§ **Task directions**
Sort through the data and copy the lines holding the word "icon".

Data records
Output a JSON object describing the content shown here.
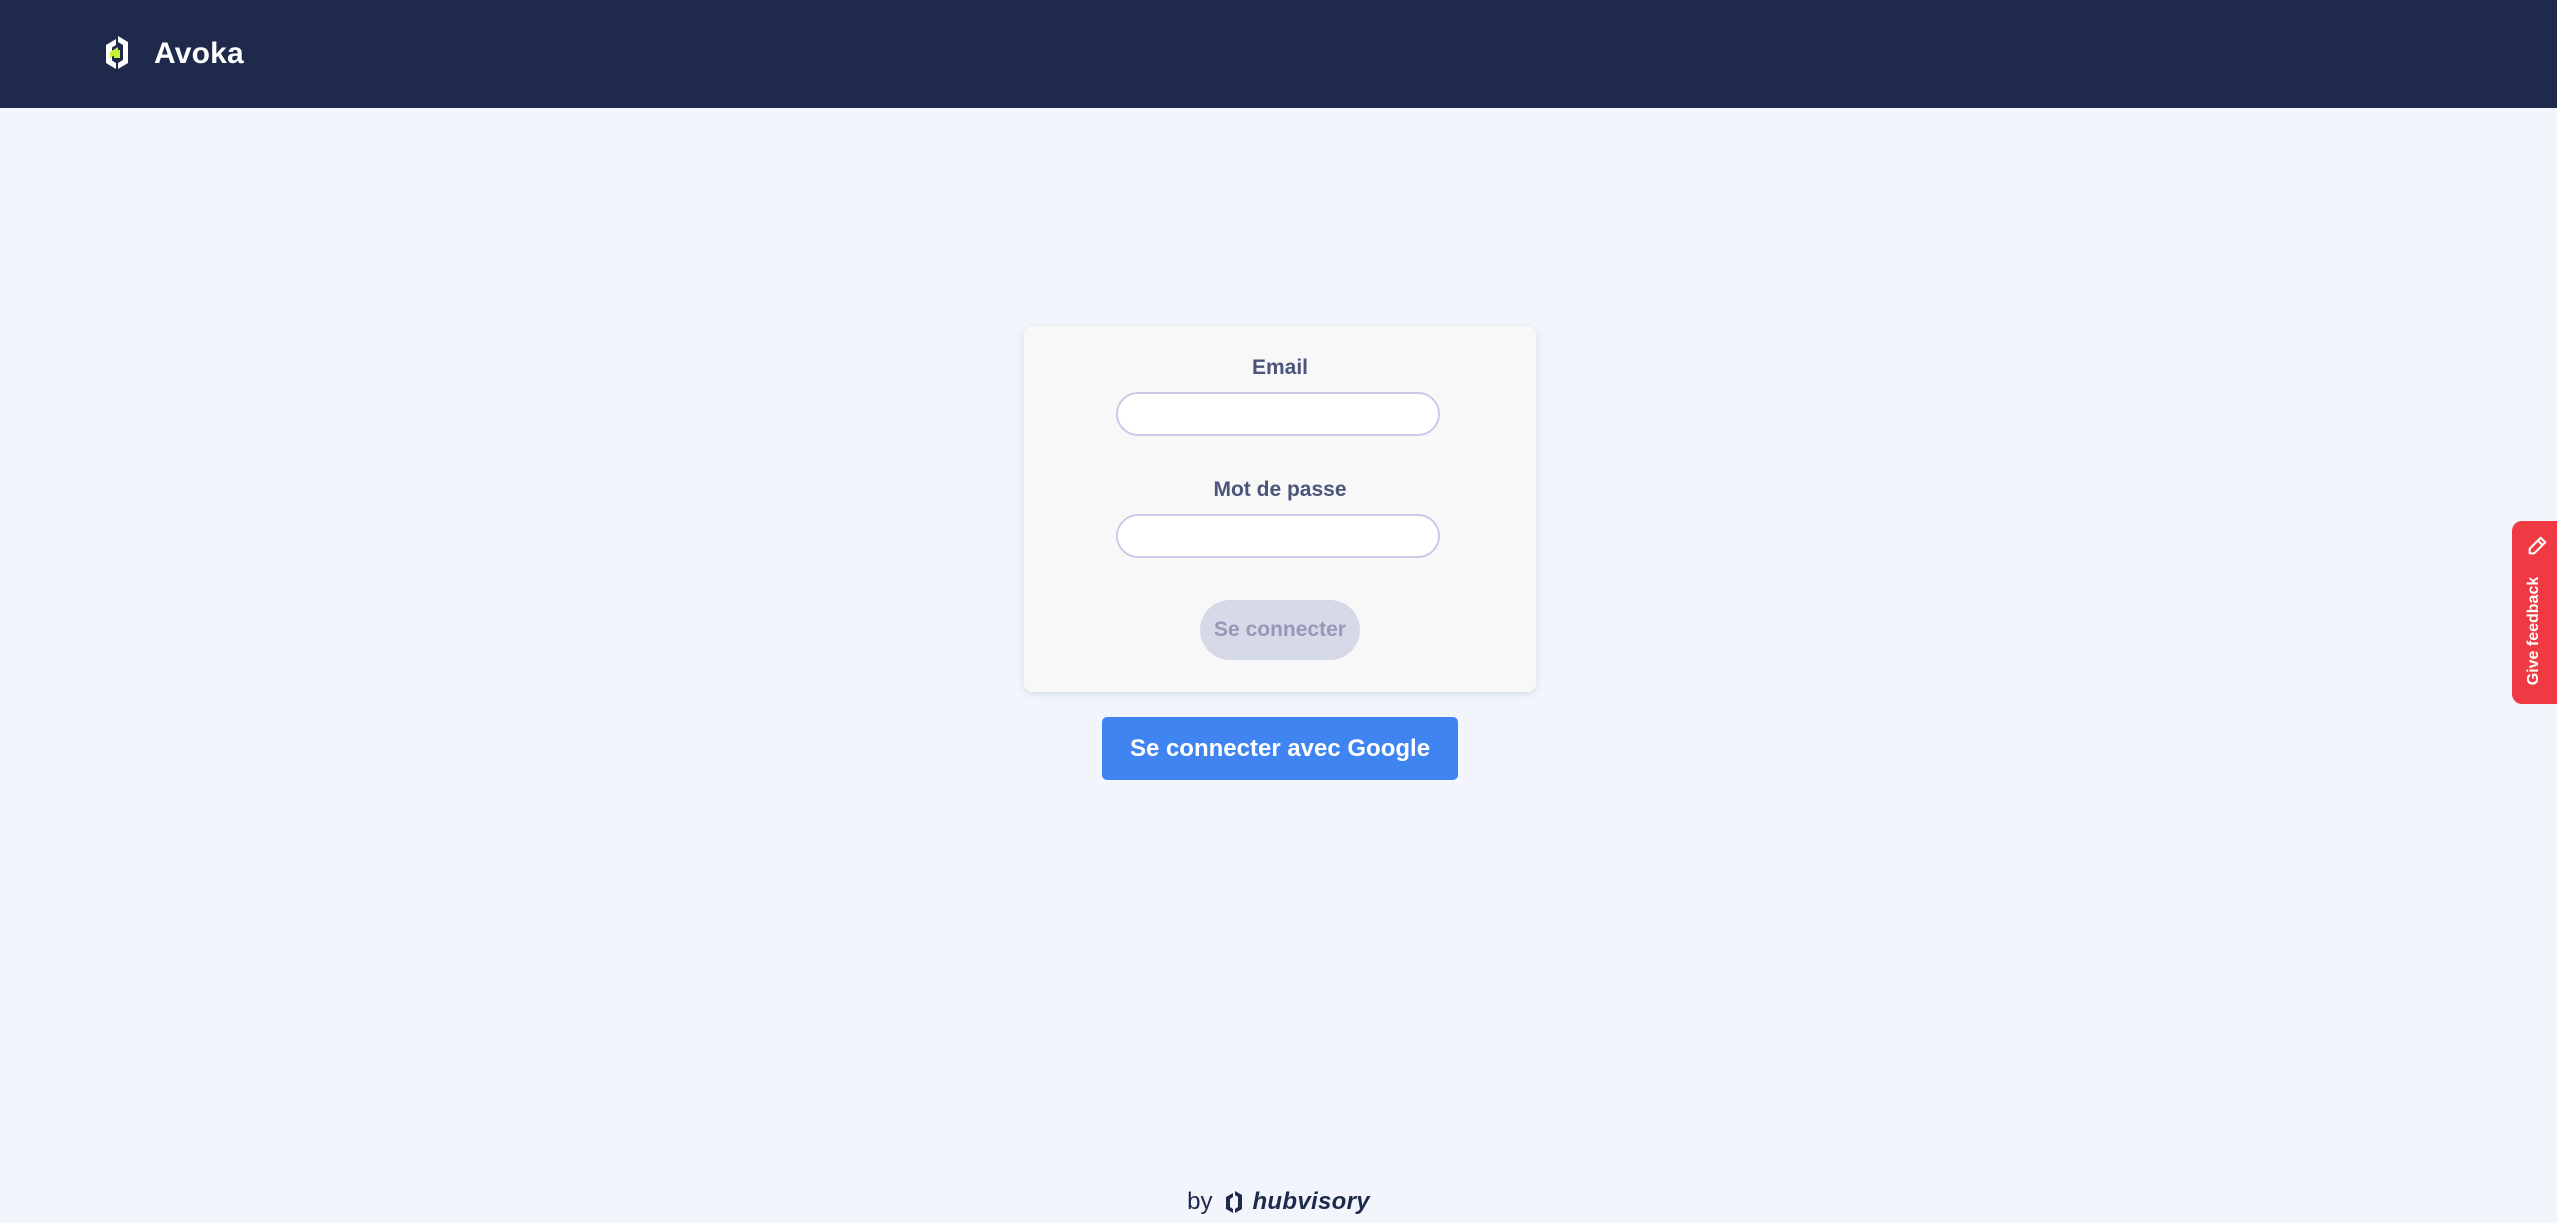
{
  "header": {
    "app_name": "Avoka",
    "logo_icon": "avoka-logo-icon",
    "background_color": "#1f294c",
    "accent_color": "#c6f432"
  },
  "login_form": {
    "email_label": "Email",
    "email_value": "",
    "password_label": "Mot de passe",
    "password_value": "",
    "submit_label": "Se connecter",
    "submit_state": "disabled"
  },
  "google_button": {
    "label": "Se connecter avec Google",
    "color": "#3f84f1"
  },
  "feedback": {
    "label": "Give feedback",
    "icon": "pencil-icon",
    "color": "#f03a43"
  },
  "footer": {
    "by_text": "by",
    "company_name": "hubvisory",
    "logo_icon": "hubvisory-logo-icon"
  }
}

§ **Solution below**
    "logo_icon": "avoka-logo-icon",
    "icon": "pencil-icon",
    "logo_icon": "hubvisory-logo-icon"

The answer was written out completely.